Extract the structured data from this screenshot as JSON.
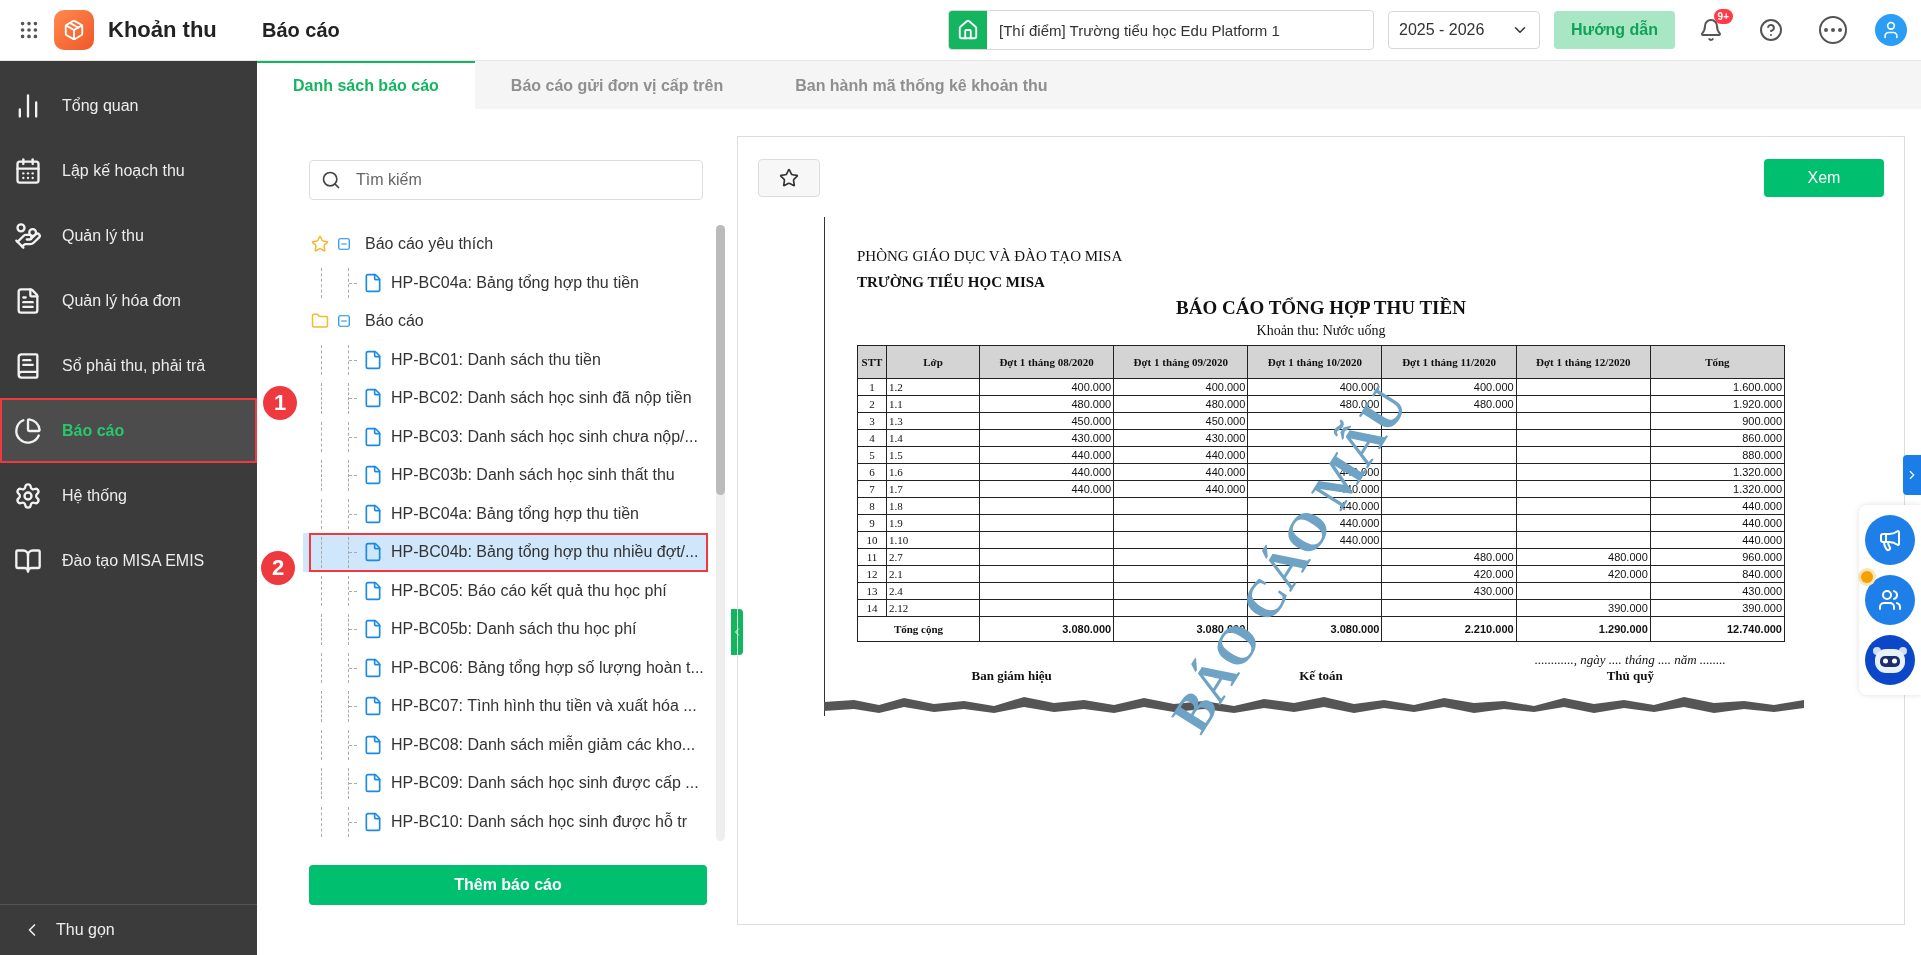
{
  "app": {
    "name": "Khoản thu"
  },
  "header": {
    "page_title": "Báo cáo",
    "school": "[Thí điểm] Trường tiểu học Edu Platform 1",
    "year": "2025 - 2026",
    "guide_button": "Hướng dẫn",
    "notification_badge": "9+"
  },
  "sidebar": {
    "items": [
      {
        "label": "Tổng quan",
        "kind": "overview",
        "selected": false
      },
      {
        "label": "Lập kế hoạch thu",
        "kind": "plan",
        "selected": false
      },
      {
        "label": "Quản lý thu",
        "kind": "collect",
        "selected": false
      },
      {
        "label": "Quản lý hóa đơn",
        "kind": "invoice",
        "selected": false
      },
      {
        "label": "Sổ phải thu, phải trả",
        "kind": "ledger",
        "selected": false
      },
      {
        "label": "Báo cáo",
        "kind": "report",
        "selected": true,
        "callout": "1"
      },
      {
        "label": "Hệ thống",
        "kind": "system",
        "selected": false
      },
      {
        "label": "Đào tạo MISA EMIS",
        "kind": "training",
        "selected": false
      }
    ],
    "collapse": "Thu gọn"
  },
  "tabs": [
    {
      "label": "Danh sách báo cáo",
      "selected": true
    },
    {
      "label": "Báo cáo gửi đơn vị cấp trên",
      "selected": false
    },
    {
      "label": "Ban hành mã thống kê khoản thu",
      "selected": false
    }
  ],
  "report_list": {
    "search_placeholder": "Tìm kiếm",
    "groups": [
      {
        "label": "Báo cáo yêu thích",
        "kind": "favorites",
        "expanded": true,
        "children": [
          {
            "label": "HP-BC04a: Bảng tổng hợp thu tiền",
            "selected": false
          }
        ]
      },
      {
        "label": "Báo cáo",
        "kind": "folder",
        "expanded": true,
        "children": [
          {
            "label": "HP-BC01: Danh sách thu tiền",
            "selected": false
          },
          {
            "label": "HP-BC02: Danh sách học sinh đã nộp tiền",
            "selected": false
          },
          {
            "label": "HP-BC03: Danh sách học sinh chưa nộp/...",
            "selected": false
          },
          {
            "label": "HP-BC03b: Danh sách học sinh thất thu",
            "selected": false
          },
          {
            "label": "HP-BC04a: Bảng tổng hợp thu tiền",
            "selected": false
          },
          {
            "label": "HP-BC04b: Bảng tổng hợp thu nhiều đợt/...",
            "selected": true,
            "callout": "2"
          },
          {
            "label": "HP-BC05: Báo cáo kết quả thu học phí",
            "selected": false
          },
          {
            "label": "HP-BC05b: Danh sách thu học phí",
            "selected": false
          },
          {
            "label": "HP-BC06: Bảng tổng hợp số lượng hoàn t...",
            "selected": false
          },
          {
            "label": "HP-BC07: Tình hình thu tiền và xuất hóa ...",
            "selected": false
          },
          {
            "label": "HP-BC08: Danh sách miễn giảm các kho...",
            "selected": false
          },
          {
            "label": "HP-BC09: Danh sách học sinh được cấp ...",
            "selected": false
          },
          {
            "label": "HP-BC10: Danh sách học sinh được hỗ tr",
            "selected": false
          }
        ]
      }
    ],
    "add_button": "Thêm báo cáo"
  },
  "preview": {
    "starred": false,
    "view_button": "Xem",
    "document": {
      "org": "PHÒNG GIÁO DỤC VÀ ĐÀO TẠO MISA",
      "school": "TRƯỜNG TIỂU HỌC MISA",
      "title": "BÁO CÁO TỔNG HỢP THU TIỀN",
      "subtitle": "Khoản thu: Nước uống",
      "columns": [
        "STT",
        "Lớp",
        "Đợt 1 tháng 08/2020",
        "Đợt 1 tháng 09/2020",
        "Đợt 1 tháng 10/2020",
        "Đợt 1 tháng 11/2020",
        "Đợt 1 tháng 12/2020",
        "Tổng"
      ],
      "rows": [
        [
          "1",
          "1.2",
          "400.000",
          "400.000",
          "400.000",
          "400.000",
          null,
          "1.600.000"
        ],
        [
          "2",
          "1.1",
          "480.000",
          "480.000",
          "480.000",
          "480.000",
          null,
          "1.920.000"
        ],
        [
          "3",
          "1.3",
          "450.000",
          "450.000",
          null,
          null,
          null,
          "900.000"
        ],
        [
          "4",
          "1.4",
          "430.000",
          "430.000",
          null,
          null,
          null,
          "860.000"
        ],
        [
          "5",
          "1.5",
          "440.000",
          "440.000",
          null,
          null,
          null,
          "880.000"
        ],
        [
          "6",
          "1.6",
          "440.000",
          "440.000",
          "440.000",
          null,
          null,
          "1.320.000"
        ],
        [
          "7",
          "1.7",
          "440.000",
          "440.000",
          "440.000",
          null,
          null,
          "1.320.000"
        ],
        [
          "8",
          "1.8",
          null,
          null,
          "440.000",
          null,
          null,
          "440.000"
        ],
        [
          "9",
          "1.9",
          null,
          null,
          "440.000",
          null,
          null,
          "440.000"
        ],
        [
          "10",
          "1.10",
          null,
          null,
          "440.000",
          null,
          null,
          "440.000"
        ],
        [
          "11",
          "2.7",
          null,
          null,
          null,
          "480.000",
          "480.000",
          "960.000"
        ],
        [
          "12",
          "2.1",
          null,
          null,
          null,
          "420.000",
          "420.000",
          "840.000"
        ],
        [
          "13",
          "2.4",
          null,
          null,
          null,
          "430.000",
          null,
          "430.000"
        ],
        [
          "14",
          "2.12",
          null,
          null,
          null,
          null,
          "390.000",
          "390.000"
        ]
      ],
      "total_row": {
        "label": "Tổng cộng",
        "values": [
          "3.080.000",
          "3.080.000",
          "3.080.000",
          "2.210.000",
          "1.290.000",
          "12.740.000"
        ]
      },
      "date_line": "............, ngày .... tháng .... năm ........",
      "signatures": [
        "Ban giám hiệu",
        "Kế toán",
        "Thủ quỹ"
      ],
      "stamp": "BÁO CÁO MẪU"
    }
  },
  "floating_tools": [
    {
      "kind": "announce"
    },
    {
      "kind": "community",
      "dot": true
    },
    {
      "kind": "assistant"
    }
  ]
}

========================================

* _Directive_
Transcribe every entry word for word, but omit the pictures.

* _Full output_
Extract the structured data from this screenshot as JSON.
{
  "app": {
    "name": "Khoản thu"
  },
  "header": {
    "page_title": "Báo cáo",
    "school": "[Thí điểm] Trường tiểu học Edu Platform 1",
    "year": "2025 - 2026",
    "guide_button": "Hướng dẫn",
    "notification_badge": "9+"
  },
  "sidebar": {
    "items": [
      {
        "label": "Tổng quan",
        "kind": "overview",
        "selected": false
      },
      {
        "label": "Lập kế hoạch thu",
        "kind": "plan",
        "selected": false
      },
      {
        "label": "Quản lý thu",
        "kind": "collect",
        "selected": false
      },
      {
        "label": "Quản lý hóa đơn",
        "kind": "invoice",
        "selected": false
      },
      {
        "label": "Sổ phải thu, phải trả",
        "kind": "ledger",
        "selected": false
      },
      {
        "label": "Báo cáo",
        "kind": "report",
        "selected": true,
        "callout": "1"
      },
      {
        "label": "Hệ thống",
        "kind": "system",
        "selected": false
      },
      {
        "label": "Đào tạo MISA EMIS",
        "kind": "training",
        "selected": false
      }
    ],
    "collapse": "Thu gọn"
  },
  "tabs": [
    {
      "label": "Danh sách báo cáo",
      "selected": true
    },
    {
      "label": "Báo cáo gửi đơn vị cấp trên",
      "selected": false
    },
    {
      "label": "Ban hành mã thống kê khoản thu",
      "selected": false
    }
  ],
  "report_list": {
    "search_placeholder": "Tìm kiếm",
    "groups": [
      {
        "label": "Báo cáo yêu thích",
        "kind": "favorites",
        "expanded": true,
        "children": [
          {
            "label": "HP-BC04a: Bảng tổng hợp thu tiền",
            "selected": false
          }
        ]
      },
      {
        "label": "Báo cáo",
        "kind": "folder",
        "expanded": true,
        "children": [
          {
            "label": "HP-BC01: Danh sách thu tiền",
            "selected": false
          },
          {
            "label": "HP-BC02: Danh sách học sinh đã nộp tiền",
            "selected": false
          },
          {
            "label": "HP-BC03: Danh sách học sinh chưa nộp/...",
            "selected": false
          },
          {
            "label": "HP-BC03b: Danh sách học sinh thất thu",
            "selected": false
          },
          {
            "label": "HP-BC04a: Bảng tổng hợp thu tiền",
            "selected": false
          },
          {
            "label": "HP-BC04b: Bảng tổng hợp thu nhiều đợt/...",
            "selected": true,
            "callout": "2"
          },
          {
            "label": "HP-BC05: Báo cáo kết quả thu học phí",
            "selected": false
          },
          {
            "label": "HP-BC05b: Danh sách thu học phí",
            "selected": false
          },
          {
            "label": "HP-BC06: Bảng tổng hợp số lượng hoàn t...",
            "selected": false
          },
          {
            "label": "HP-BC07: Tình hình thu tiền và xuất hóa ...",
            "selected": false
          },
          {
            "label": "HP-BC08: Danh sách miễn giảm các kho...",
            "selected": false
          },
          {
            "label": "HP-BC09: Danh sách học sinh được cấp ...",
            "selected": false
          },
          {
            "label": "HP-BC10: Danh sách học sinh được hỗ tr",
            "selected": false
          }
        ]
      }
    ],
    "add_button": "Thêm báo cáo"
  },
  "preview": {
    "starred": false,
    "view_button": "Xem",
    "document": {
      "org": "PHÒNG GIÁO DỤC VÀ ĐÀO TẠO MISA",
      "school": "TRƯỜNG TIỂU HỌC MISA",
      "title": "BÁO CÁO TỔNG HỢP THU TIỀN",
      "subtitle": "Khoản thu: Nước uống",
      "columns": [
        "STT",
        "Lớp",
        "Đợt 1 tháng 08/2020",
        "Đợt 1 tháng 09/2020",
        "Đợt 1 tháng 10/2020",
        "Đợt 1 tháng 11/2020",
        "Đợt 1 tháng 12/2020",
        "Tổng"
      ],
      "rows": [
        [
          "1",
          "1.2",
          "400.000",
          "400.000",
          "400.000",
          "400.000",
          null,
          "1.600.000"
        ],
        [
          "2",
          "1.1",
          "480.000",
          "480.000",
          "480.000",
          "480.000",
          null,
          "1.920.000"
        ],
        [
          "3",
          "1.3",
          "450.000",
          "450.000",
          null,
          null,
          null,
          "900.000"
        ],
        [
          "4",
          "1.4",
          "430.000",
          "430.000",
          null,
          null,
          null,
          "860.000"
        ],
        [
          "5",
          "1.5",
          "440.000",
          "440.000",
          null,
          null,
          null,
          "880.000"
        ],
        [
          "6",
          "1.6",
          "440.000",
          "440.000",
          "440.000",
          null,
          null,
          "1.320.000"
        ],
        [
          "7",
          "1.7",
          "440.000",
          "440.000",
          "440.000",
          null,
          null,
          "1.320.000"
        ],
        [
          "8",
          "1.8",
          null,
          null,
          "440.000",
          null,
          null,
          "440.000"
        ],
        [
          "9",
          "1.9",
          null,
          null,
          "440.000",
          null,
          null,
          "440.000"
        ],
        [
          "10",
          "1.10",
          null,
          null,
          "440.000",
          null,
          null,
          "440.000"
        ],
        [
          "11",
          "2.7",
          null,
          null,
          null,
          "480.000",
          "480.000",
          "960.000"
        ],
        [
          "12",
          "2.1",
          null,
          null,
          null,
          "420.000",
          "420.000",
          "840.000"
        ],
        [
          "13",
          "2.4",
          null,
          null,
          null,
          "430.000",
          null,
          "430.000"
        ],
        [
          "14",
          "2.12",
          null,
          null,
          null,
          null,
          "390.000",
          "390.000"
        ]
      ],
      "total_row": {
        "label": "Tổng cộng",
        "values": [
          "3.080.000",
          "3.080.000",
          "3.080.000",
          "2.210.000",
          "1.290.000",
          "12.740.000"
        ]
      },
      "date_line": "............, ngày .... tháng .... năm ........",
      "signatures": [
        "Ban giám hiệu",
        "Kế toán",
        "Thủ quỹ"
      ],
      "stamp": "BÁO CÁO MẪU"
    }
  },
  "floating_tools": [
    {
      "kind": "announce"
    },
    {
      "kind": "community",
      "dot": true
    },
    {
      "kind": "assistant"
    }
  ]
}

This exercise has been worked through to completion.